» **Task A**:
Echo the portion of the VSCode launch.json post between "I have my vscode" and "at the time.", inclusive.
» **Task B**:
Summarize the VSCode launch.json post in two sentences.

(Given passage begins)

Setting up a generic launch.json for Rust in VSCode [SOLVED]

Hello, I have the following structure for my fledgling Rust work...

~/code/rust --+
..............|
..............+-- .vscode
..............|
..............+-- foo
..............|
..............+-- guessing_game
..............|
..............+-- hello_cargo
..............|
..............+-- tutorial

Within the .vscode folder is a launch.json file which I would like to use as a generic file for all of my Rustlang folders.

Each folder has the src folder where the Rustlang source file is, and also a target folder with the usual debug, release and doc folders.

I have my vscode workspace set to ~/code/rust and I would like to set up my launch.json with the necessary macros to expand generically according to which source file is open at the time.

(Given passage ends)
(Information begins)

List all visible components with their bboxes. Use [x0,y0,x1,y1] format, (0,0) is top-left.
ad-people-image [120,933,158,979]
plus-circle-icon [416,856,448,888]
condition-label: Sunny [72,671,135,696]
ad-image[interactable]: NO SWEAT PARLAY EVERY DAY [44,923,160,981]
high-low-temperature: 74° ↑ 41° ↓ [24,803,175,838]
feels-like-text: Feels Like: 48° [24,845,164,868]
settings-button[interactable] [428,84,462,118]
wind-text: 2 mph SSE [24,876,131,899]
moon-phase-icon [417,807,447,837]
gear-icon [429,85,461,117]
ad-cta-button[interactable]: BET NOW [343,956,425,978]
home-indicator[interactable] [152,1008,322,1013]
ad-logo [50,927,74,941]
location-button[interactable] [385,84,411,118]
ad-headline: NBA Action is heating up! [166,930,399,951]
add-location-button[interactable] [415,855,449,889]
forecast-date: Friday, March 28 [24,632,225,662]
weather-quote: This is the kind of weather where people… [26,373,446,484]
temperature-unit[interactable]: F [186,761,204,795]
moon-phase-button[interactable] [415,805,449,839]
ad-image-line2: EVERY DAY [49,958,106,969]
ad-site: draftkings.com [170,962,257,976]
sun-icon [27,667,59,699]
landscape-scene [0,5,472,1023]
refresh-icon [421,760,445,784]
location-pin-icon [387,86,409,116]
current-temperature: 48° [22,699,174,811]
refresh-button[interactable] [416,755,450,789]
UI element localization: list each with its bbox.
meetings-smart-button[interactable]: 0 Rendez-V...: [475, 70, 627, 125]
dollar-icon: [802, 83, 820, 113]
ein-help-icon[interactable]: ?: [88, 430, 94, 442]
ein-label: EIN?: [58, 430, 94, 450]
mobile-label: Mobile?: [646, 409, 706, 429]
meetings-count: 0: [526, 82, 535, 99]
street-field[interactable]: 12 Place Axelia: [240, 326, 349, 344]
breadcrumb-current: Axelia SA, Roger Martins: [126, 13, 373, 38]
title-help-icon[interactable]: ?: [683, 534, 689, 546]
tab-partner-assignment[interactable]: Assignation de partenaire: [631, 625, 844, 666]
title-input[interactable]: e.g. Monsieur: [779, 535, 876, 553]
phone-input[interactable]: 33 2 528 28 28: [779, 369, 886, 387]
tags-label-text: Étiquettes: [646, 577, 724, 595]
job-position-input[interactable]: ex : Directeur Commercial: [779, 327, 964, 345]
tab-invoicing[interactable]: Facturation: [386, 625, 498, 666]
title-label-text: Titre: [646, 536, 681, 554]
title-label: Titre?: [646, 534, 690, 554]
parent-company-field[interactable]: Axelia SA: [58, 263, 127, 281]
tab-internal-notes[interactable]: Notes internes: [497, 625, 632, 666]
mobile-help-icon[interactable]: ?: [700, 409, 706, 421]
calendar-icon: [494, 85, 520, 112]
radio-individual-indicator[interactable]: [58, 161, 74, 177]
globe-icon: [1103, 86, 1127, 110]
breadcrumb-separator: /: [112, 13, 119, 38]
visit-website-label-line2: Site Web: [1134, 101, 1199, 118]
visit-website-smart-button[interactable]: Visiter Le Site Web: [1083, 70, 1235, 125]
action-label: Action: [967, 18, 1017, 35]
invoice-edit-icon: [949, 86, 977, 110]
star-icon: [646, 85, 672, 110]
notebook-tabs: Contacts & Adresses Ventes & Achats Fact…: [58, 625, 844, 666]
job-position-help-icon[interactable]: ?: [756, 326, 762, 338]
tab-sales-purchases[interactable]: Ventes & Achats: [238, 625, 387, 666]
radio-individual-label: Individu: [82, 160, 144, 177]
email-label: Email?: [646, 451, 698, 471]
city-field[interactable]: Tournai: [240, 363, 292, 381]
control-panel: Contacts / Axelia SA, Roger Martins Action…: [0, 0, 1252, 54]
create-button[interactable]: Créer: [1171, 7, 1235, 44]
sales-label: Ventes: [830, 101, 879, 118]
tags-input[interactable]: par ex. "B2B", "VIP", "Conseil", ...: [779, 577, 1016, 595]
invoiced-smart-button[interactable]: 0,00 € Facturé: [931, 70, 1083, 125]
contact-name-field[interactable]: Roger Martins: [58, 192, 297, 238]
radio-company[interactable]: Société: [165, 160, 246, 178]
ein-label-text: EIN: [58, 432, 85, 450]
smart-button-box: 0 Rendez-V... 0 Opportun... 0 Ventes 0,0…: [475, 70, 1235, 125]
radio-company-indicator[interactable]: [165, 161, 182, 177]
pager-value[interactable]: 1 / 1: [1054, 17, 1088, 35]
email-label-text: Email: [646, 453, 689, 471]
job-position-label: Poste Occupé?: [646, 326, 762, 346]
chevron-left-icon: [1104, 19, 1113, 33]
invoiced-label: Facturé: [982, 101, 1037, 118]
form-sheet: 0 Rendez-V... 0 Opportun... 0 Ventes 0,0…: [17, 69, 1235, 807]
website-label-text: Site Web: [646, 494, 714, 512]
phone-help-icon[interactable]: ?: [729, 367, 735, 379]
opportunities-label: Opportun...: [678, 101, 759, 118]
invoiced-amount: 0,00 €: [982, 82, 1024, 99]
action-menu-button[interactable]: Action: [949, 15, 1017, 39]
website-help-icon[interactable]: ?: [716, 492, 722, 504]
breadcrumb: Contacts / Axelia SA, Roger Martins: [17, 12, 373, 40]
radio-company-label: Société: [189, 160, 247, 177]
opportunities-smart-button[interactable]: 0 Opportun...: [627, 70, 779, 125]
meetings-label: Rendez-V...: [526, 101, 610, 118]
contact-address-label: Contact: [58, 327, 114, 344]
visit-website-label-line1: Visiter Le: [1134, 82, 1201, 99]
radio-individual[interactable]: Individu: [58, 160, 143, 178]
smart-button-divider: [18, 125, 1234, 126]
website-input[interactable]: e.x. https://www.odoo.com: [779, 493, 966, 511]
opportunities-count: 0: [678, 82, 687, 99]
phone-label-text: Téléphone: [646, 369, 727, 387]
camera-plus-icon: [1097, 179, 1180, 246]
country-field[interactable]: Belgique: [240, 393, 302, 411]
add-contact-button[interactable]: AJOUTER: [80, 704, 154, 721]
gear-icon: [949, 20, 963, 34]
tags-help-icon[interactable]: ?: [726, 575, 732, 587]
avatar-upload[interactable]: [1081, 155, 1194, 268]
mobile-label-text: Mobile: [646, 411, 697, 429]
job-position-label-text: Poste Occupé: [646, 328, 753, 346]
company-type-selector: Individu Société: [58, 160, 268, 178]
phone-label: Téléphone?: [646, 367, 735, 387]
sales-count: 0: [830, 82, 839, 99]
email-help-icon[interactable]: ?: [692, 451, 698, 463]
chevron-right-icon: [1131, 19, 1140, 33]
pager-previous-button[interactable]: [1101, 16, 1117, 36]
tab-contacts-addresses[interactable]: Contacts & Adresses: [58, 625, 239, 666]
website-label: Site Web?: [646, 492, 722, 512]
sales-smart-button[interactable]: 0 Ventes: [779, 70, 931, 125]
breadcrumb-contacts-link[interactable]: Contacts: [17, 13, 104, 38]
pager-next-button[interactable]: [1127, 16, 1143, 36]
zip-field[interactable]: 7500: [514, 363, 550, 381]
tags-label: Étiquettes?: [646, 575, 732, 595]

(Information ends)

» **Answer section A**:
I have my vscode workspace set to ~/code/rust and I would like to set up my launch.json with the necessary macros to expand generically according to which source file is open at the time.

» **Answer section B**:
The writer's workspace is set to ~/code/rust, which holds a .vscode folder and several Rust folders, each with a src folder and a target folder containing debug, release and doc folders. The writer wants the launch.json file in .vscode to work as a generic file for all of these folders, using macros that expand according to whichever source file is open.